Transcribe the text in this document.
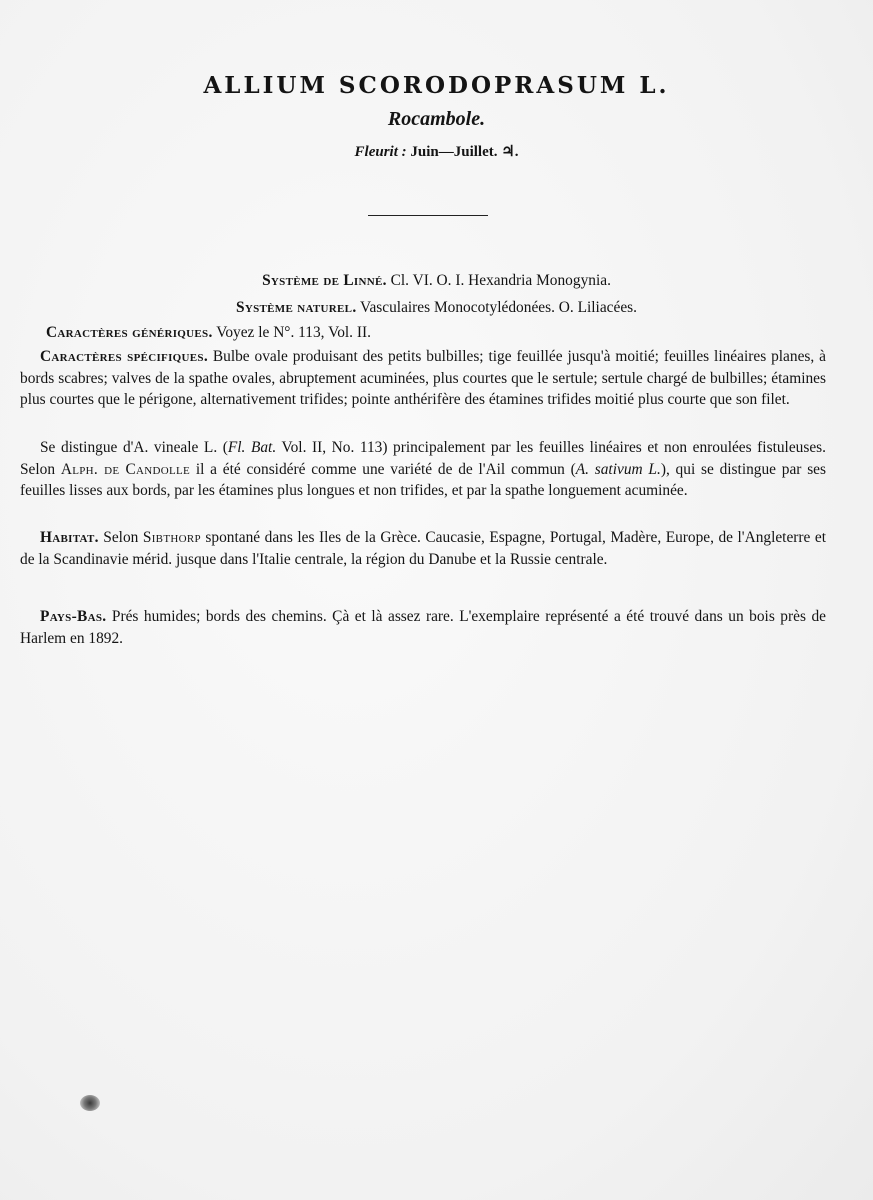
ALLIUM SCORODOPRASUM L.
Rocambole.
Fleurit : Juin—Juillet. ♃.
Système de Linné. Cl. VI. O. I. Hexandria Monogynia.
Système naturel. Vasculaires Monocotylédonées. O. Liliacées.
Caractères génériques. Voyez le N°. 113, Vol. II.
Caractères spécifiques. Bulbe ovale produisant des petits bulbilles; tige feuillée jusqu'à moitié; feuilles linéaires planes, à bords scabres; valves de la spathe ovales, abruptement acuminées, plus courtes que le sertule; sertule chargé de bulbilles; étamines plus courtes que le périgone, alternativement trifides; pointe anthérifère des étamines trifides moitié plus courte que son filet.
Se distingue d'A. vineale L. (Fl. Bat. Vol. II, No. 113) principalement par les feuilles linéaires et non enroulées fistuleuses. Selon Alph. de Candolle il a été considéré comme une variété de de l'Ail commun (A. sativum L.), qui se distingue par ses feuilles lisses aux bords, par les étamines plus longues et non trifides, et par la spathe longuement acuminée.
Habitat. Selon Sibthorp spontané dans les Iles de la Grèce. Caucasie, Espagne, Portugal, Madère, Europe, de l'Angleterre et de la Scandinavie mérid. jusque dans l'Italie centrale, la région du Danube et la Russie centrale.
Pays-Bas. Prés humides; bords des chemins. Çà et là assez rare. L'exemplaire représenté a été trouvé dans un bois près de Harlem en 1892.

___

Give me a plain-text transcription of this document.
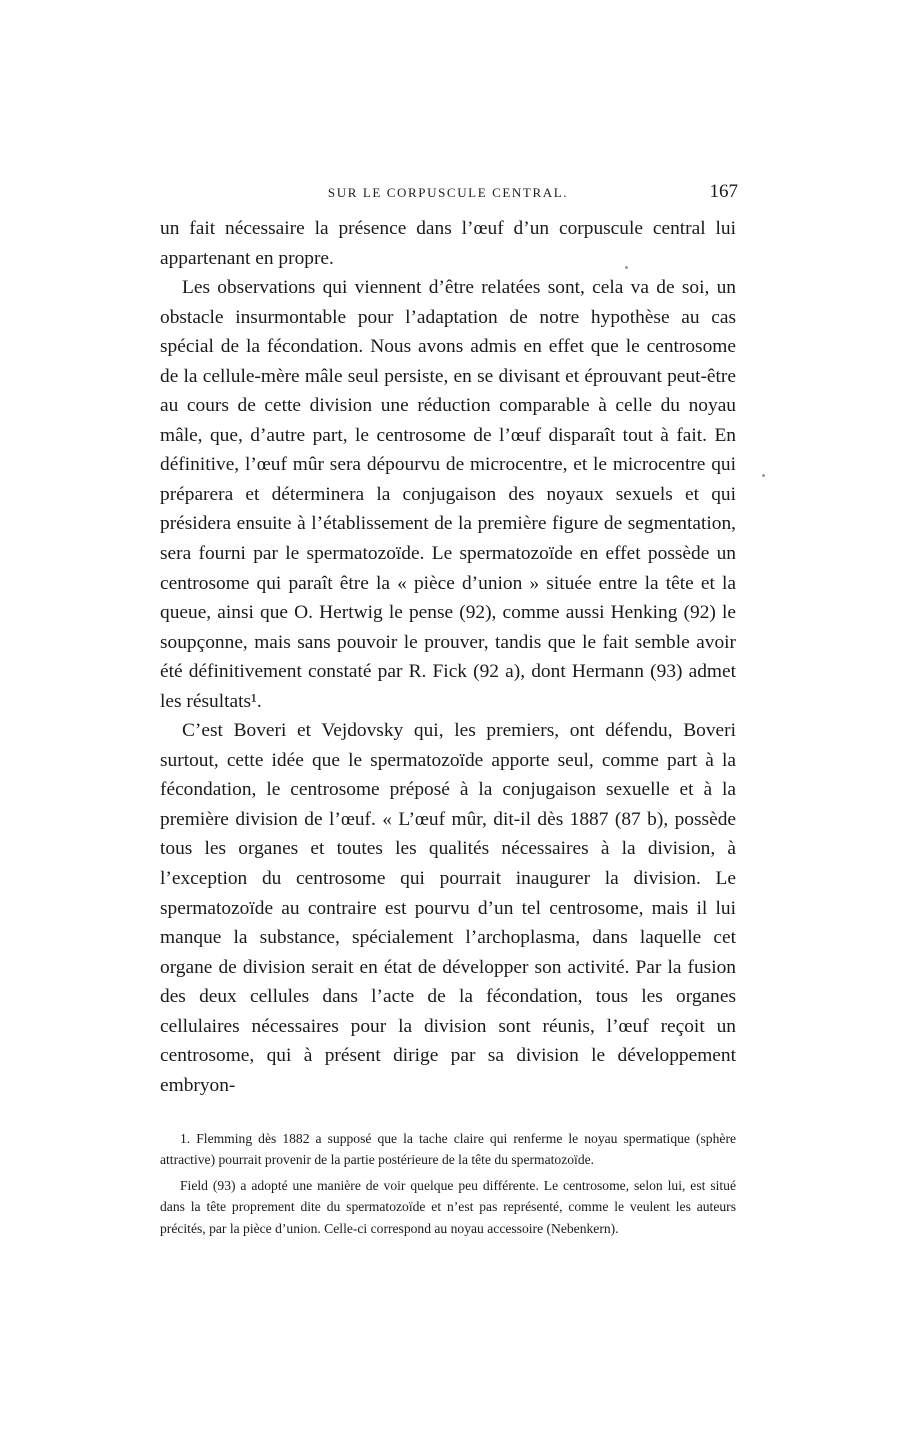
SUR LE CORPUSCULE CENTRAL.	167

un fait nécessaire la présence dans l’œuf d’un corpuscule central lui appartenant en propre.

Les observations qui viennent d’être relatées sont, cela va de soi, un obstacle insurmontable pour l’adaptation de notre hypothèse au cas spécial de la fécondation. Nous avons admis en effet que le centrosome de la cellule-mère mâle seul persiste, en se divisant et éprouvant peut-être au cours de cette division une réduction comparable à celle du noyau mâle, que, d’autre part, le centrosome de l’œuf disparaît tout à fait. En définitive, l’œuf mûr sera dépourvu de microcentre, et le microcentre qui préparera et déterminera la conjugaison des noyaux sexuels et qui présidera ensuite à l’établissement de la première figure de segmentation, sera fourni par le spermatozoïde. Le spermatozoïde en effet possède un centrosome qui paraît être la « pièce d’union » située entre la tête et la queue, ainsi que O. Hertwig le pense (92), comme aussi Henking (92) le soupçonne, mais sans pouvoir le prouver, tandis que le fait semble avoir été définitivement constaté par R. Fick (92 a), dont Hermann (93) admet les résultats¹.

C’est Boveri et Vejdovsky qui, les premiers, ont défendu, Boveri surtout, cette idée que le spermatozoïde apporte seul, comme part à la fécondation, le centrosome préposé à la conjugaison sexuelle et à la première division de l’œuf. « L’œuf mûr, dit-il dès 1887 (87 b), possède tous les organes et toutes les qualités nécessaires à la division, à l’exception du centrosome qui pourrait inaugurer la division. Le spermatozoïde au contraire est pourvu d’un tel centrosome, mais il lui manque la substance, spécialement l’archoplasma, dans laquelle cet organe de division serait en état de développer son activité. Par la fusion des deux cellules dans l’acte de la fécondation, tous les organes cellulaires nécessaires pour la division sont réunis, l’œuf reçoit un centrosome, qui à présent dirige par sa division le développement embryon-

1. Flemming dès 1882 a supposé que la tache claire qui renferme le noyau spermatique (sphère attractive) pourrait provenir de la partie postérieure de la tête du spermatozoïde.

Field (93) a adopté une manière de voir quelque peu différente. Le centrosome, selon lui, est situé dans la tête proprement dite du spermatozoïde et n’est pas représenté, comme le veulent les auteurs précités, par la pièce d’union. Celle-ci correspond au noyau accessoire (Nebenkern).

___

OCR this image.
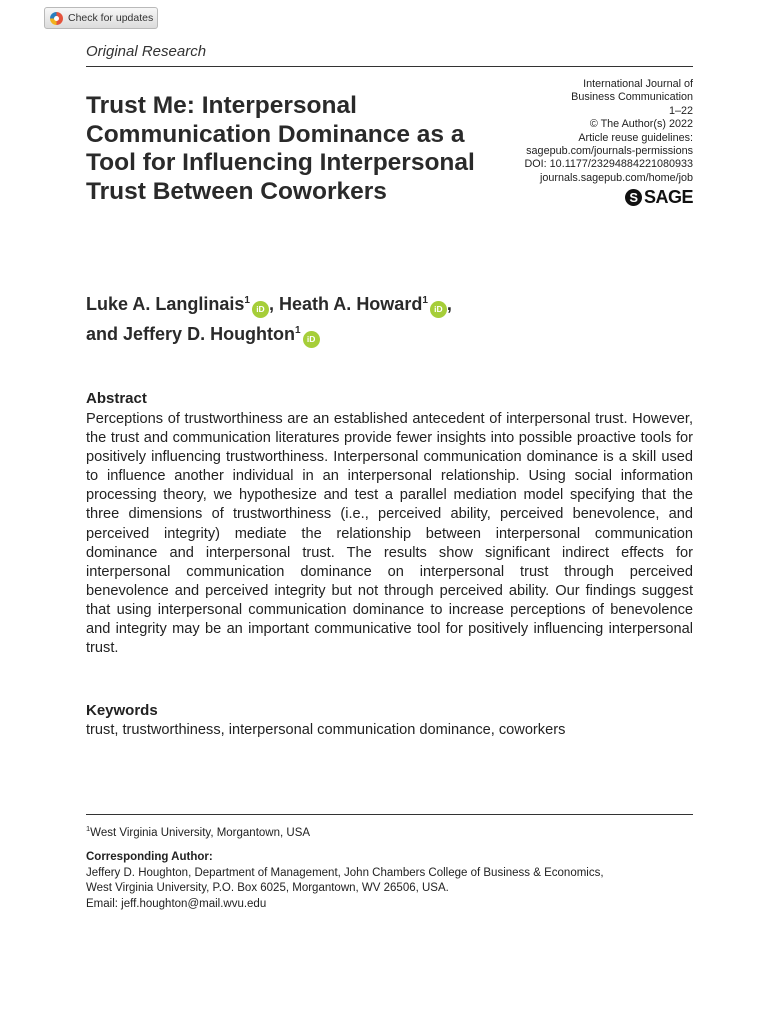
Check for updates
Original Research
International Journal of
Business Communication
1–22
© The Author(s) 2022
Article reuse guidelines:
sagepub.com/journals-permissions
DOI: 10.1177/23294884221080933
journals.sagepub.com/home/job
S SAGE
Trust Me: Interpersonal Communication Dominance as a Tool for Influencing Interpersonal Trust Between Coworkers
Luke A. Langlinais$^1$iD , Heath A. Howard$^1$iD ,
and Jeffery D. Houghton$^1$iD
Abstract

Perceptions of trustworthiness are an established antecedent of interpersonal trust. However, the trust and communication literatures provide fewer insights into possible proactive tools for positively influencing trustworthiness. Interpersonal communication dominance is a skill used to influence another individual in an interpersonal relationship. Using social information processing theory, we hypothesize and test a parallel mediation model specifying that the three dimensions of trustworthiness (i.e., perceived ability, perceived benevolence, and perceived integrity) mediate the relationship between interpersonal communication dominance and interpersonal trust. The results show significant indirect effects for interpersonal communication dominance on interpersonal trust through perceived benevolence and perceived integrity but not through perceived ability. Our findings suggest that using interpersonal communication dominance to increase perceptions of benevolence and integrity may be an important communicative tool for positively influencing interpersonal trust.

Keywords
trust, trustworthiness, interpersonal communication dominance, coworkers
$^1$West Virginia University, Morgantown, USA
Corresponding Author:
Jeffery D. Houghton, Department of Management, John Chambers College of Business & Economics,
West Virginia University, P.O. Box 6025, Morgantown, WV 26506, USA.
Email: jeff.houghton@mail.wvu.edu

___

- Task prompt
Gather up every line from the listing above in which the word "noyau" occurs.

- Reply
Les observations qui viennent d’être relatées sont, cela va de soi, un obstacle insurmontable pour l’adaptation de notre hypothèse au cas spécial de la fécondation. Nous avons admis en effet que le centrosome de la cellule-mère mâle seul persiste, en se divisant et éprouvant peut-être au cours de cette division une réduction comparable à celle du noyau mâle, que, d’autre part, le centrosome de l’œuf disparaît tout à fait. En définitive, l’œuf mûr sera dépourvu de microcentre, et le microcentre qui préparera et déterminera la conjugaison des noyaux sexuels et qui présidera ensuite à l’établissement de la première figure de segmentation, sera fourni par le spermatozoïde. Le spermatozoïde en effet possède un centrosome qui paraît être la « pièce d’union » située entre la tête et la queue, ainsi que O. Hertwig le pense (92), comme aussi Henking (92) le soupçonne, mais sans pouvoir le prouver, tandis que le fait semble avoir été définitivement constaté par R. Fick (92 a), dont Hermann (93) admet les résultats¹.
1. Flemming dès 1882 a supposé que la tache claire qui renferme le noyau spermatique (sphère attractive) pourrait provenir de la partie postérieure de la tête du spermatozoïde.
Field (93) a adopté une manière de voir quelque peu différente. Le centrosome, selon lui, est situé dans la tête proprement dite du spermatozoïde et n’est pas représenté, comme le veulent les auteurs précités, par la pièce d’union. Celle-ci correspond au noyau accessoire (Nebenkern).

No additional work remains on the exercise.